_WHAT TO PRODUCE_
Copy each line containing the word "fraction" from the records that follow, please.

=====

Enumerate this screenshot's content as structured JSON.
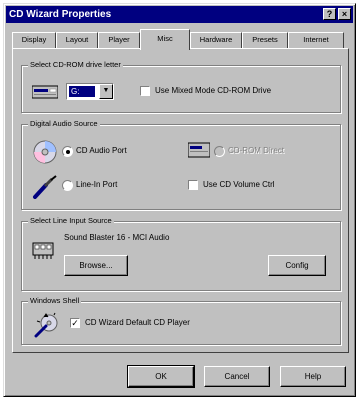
{
  "window": {
    "title": "CD Wizard Properties",
    "help_glyph": "?",
    "close_glyph": "×"
  },
  "tabs": [
    {
      "label": "Display"
    },
    {
      "label": "Layout"
    },
    {
      "label": "Player"
    },
    {
      "label": "Misc",
      "active": true
    },
    {
      "label": "Hardware"
    },
    {
      "label": "Presets"
    },
    {
      "label": "Internet"
    }
  ],
  "groups": {
    "drive": {
      "title": "Select CD-ROM drive letter",
      "drive_value": "G:",
      "dropdown_arrow": "▼",
      "checkbox_label": "Use Mixed Mode CD-ROM Drive",
      "checked": false
    },
    "audio": {
      "title": "Digital Audio Source",
      "radio1_label": "CD Audio Port",
      "radio1_selected": true,
      "radio2_label": "CD-ROM Direct",
      "radio2_enabled": false,
      "radio3_label": "Line-In Port",
      "radio3_selected": false,
      "check_label": "Use CD Volume Ctrl",
      "check_checked": false
    },
    "device": {
      "title": "Select Line Input Source",
      "device_name": "Sound Blaster 16 - MCI Audio",
      "browse_label": "Browse...",
      "config_label": "Config"
    },
    "shell": {
      "title": "Windows Shell",
      "checkbox_label": "CD Wizard Default CD Player",
      "checked": true
    }
  },
  "buttons": {
    "ok": "OK",
    "cancel": "Cancel",
    "help": "Help"
  },
  "colors": {
    "titlebar": "#000080",
    "face": "#c0c0c0"
  }
}
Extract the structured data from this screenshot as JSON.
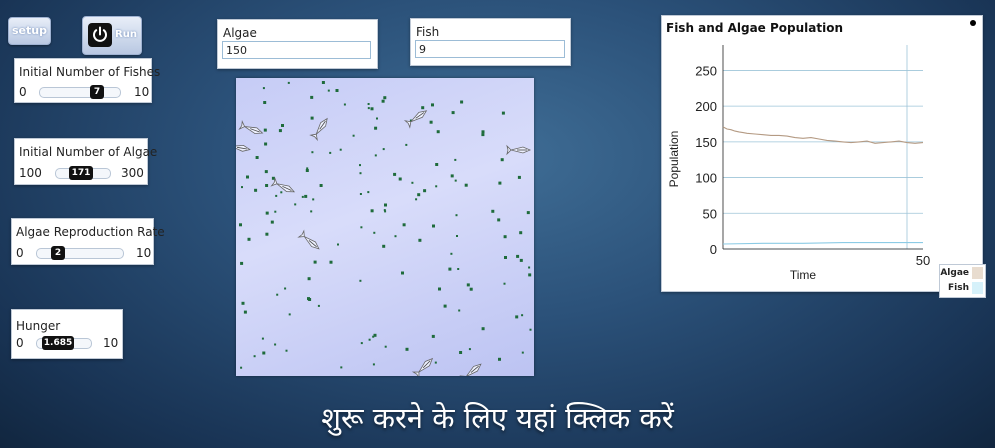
{
  "buttons": {
    "setup": "setup",
    "run": "Run"
  },
  "sliders": [
    {
      "title": "Initial Number of Fishes",
      "min": "0",
      "max": "10",
      "value": "7",
      "fraction": 0.7
    },
    {
      "title": "Initial Number of Algae",
      "min": "100",
      "max": "300",
      "value": "171",
      "fraction": 0.355
    },
    {
      "title": "Algae Reproduction Rate",
      "min": "0",
      "max": "10",
      "value": "2",
      "fraction": 0.2
    },
    {
      "title": "Hunger",
      "min": "0",
      "max": "10",
      "value": "1.685",
      "fraction": 0.1685
    }
  ],
  "monitors": {
    "algae": {
      "label": "Algae",
      "value": "150"
    },
    "fish": {
      "label": "Fish",
      "value": "9"
    }
  },
  "colors": {
    "algae_line": "#b49a83",
    "fish_line": "#8ccbe5",
    "world": "#cfd3f8",
    "algae_patch": "#1e6b3b",
    "grid": "#9ec4d8"
  },
  "chart_data": {
    "type": "line",
    "title": "Fish and Algae Population",
    "xlabel": "Time",
    "ylabel": "Population",
    "xlim": [
      0,
      50
    ],
    "ylim": [
      0,
      280
    ],
    "y_ticks": [
      "0",
      "50",
      "100",
      "150",
      "200",
      "250"
    ],
    "x_tick_label": "50",
    "current_time": 46,
    "series": [
      {
        "name": "Algae",
        "color": "#b49a83",
        "x": [
          0,
          1,
          2,
          3,
          4,
          5,
          6,
          8,
          10,
          12,
          14,
          16,
          18,
          20,
          22,
          24,
          26,
          28,
          30,
          32,
          34,
          36,
          38,
          40,
          42,
          44,
          46,
          48,
          50
        ],
        "values": [
          171,
          168,
          167,
          165,
          164,
          163,
          162,
          161,
          160,
          159,
          159,
          158,
          156,
          155,
          156,
          154,
          152,
          151,
          150,
          149,
          150,
          151,
          148,
          149,
          150,
          151,
          149,
          148,
          149
        ]
      },
      {
        "name": "Fish",
        "color": "#8ccbe5",
        "x": [
          0,
          10,
          20,
          30,
          40,
          46,
          50
        ],
        "values": [
          7,
          8,
          8,
          9,
          9,
          9,
          9
        ]
      }
    ],
    "grid": true
  },
  "legend": {
    "algae": "Algae",
    "fish": "Fish"
  },
  "cta": "शुरू करने के लिए यहां क्लिक करें"
}
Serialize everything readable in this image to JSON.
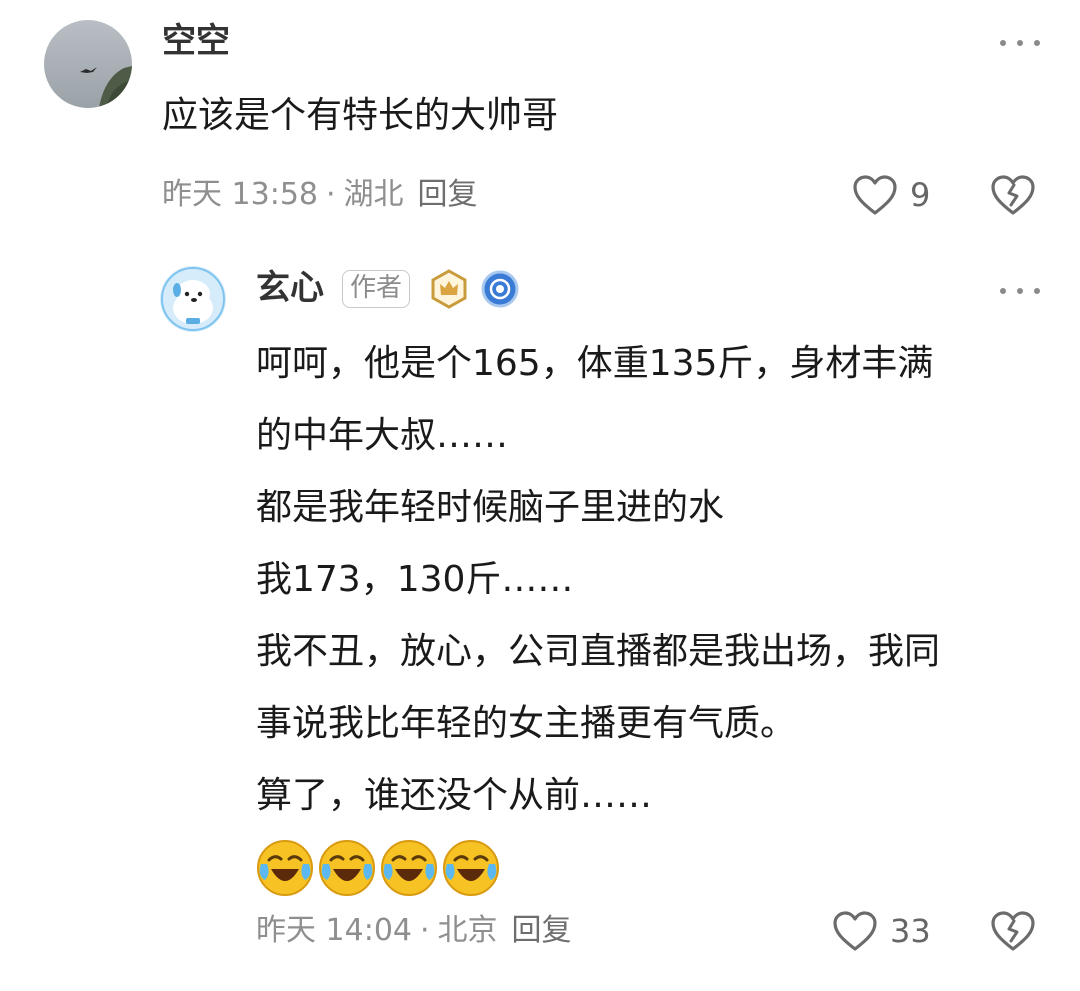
{
  "comment": {
    "username": "空空",
    "text": "应该是个有特长的大帅哥",
    "time": "昨天 13:58",
    "location": "湖北",
    "reply_label": "回复",
    "likes": "9",
    "avatar": "sky-bird-avatar"
  },
  "reply": {
    "username": "玄心",
    "author_label": "作者",
    "badges": [
      "crown-badge-icon",
      "circle-badge-icon"
    ],
    "lines": [
      "呵呵，他是个165，体重135斤，身材丰满",
      "的中年大叔……",
      "都是我年轻时候脑子里进的水",
      "我173，130斤……",
      "我不丑，放心，公司直播都是我出场，我同",
      "事说我比年轻的女主播更有气质。",
      "算了，谁还没个从前……"
    ],
    "emoji_count": 4,
    "emoji": "laugh-crying-emoji",
    "time": "昨天 14:04",
    "location": "北京",
    "reply_label": "回复",
    "likes": "33",
    "avatar": "white-dog-avatar"
  },
  "colors": {
    "text": "#1a1a1a",
    "meta": "#8f8f8f",
    "icon": "#6b6b6b",
    "badge_gold": "#c89b3c",
    "badge_blue": "#3a7bd5"
  }
}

=====

_ANSWER FOR THE TASK_
      "fraction": 0.7
      "fraction": 0.355
      "fraction": 0.2
      "fraction": 0.1685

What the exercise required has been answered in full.